__What the exercise asks__:
Show every line in the entries below where the word "woman" appears.
[start of Given entries]
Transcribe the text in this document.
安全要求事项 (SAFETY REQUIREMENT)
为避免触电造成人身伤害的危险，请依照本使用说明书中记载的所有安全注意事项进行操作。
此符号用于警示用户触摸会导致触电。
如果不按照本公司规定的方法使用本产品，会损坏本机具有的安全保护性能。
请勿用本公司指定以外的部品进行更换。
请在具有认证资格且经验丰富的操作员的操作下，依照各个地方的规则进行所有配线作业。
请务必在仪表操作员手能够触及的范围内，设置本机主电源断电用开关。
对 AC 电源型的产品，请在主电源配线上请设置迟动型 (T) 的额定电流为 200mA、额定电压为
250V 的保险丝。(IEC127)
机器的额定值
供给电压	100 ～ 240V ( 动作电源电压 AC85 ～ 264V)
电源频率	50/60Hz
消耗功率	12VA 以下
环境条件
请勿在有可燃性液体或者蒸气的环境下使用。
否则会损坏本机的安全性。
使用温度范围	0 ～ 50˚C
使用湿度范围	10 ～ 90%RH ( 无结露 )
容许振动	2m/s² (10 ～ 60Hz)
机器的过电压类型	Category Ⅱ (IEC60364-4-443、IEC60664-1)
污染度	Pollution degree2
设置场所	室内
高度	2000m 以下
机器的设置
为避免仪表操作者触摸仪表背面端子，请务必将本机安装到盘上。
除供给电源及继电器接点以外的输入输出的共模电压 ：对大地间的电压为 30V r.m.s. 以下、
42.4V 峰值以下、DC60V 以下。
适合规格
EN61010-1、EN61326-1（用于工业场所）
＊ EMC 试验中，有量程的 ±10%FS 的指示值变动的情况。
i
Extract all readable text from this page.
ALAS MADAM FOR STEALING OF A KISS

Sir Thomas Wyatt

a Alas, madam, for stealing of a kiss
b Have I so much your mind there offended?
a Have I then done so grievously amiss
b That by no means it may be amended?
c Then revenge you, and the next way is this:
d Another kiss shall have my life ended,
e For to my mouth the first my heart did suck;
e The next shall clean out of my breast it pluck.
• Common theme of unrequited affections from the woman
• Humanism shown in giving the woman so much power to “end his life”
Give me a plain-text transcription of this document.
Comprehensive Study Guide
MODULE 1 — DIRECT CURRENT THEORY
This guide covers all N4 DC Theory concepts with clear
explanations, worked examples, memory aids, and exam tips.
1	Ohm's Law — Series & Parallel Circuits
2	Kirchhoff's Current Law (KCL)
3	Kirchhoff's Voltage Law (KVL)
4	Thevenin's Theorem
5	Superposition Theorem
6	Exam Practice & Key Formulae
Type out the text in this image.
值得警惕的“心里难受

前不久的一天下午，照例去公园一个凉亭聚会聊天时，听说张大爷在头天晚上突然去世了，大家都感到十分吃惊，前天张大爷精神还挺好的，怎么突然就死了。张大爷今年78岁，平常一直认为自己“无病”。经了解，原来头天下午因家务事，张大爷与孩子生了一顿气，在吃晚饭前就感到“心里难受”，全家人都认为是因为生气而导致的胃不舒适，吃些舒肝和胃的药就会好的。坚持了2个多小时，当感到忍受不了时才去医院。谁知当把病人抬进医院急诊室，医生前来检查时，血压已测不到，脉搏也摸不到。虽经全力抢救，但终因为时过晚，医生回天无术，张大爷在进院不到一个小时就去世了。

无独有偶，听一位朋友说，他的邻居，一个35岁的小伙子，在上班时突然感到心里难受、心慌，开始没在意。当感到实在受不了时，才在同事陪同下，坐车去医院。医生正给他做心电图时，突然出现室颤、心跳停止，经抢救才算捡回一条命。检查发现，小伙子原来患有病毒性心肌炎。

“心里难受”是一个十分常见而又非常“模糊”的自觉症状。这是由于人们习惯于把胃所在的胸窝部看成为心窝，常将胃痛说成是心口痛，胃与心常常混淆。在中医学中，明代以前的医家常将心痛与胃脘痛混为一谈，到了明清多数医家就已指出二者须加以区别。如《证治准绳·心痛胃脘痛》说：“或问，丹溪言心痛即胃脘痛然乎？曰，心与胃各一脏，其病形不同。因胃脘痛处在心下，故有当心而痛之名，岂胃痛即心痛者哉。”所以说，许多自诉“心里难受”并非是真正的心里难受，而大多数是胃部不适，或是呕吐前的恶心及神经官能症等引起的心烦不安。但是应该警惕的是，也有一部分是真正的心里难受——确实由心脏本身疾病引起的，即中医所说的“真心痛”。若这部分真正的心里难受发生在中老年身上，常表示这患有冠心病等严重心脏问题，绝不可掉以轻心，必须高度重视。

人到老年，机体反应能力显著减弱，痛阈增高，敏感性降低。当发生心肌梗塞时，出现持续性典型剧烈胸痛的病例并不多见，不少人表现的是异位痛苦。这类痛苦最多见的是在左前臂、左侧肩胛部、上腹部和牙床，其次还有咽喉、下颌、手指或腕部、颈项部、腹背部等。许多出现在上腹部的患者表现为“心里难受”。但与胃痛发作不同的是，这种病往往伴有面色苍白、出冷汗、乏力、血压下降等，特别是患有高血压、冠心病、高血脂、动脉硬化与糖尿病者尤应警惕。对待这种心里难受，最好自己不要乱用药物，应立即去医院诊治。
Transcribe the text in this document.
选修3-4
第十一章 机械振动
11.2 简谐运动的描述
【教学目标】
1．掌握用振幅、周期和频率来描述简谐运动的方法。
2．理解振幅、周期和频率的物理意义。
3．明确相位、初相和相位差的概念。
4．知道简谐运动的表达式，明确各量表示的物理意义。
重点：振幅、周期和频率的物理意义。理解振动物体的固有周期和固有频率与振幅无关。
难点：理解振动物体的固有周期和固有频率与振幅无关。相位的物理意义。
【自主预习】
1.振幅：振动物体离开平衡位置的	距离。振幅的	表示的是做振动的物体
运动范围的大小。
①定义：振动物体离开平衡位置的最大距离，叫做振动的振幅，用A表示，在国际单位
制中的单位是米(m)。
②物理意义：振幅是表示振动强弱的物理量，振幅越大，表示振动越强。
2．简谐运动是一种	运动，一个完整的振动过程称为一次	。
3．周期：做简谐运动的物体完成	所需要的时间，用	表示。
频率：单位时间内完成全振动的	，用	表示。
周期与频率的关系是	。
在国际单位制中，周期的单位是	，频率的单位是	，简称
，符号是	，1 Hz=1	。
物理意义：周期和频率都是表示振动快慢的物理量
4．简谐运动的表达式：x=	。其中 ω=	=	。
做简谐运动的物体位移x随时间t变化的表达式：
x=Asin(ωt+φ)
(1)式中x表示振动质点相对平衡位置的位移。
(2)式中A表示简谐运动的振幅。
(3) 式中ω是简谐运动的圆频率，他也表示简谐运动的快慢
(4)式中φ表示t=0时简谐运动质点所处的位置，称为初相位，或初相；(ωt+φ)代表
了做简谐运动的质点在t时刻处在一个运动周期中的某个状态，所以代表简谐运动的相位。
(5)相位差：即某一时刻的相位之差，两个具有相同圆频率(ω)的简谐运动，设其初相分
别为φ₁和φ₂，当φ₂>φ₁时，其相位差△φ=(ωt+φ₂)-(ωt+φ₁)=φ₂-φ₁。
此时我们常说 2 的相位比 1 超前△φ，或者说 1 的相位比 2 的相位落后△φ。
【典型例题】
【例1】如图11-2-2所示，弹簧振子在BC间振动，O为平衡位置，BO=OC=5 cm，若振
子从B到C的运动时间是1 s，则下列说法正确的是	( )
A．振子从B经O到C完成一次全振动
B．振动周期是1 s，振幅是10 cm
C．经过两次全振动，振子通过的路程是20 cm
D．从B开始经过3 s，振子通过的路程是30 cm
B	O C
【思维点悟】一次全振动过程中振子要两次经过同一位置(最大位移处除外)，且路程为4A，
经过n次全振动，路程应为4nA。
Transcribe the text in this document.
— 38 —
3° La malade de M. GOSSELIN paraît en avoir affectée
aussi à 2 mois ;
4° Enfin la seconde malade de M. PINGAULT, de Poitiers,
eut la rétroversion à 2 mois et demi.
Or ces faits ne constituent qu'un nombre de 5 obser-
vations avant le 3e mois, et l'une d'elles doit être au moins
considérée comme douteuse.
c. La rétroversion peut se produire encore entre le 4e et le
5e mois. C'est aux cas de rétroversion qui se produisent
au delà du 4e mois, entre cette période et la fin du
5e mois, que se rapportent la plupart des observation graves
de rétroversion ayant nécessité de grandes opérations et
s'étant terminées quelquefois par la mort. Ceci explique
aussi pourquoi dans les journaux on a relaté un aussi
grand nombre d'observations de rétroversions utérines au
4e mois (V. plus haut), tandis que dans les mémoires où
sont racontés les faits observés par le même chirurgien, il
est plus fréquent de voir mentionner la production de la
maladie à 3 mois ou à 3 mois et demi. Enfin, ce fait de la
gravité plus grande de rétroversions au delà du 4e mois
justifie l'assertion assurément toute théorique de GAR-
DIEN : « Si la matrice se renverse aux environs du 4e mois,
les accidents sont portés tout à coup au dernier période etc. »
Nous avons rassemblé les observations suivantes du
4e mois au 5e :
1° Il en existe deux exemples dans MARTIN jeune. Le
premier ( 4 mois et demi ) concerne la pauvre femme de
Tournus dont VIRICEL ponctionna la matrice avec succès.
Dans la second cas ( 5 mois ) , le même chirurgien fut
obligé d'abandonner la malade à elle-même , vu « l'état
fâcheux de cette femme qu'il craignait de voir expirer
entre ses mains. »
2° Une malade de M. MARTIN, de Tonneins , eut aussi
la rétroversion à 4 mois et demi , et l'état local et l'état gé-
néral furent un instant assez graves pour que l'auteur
[end of Given entries]
__Reply to the task__:
• Common theme of unrequited affections from the woman
• Humanism shown in giving the woman so much power to “end his life”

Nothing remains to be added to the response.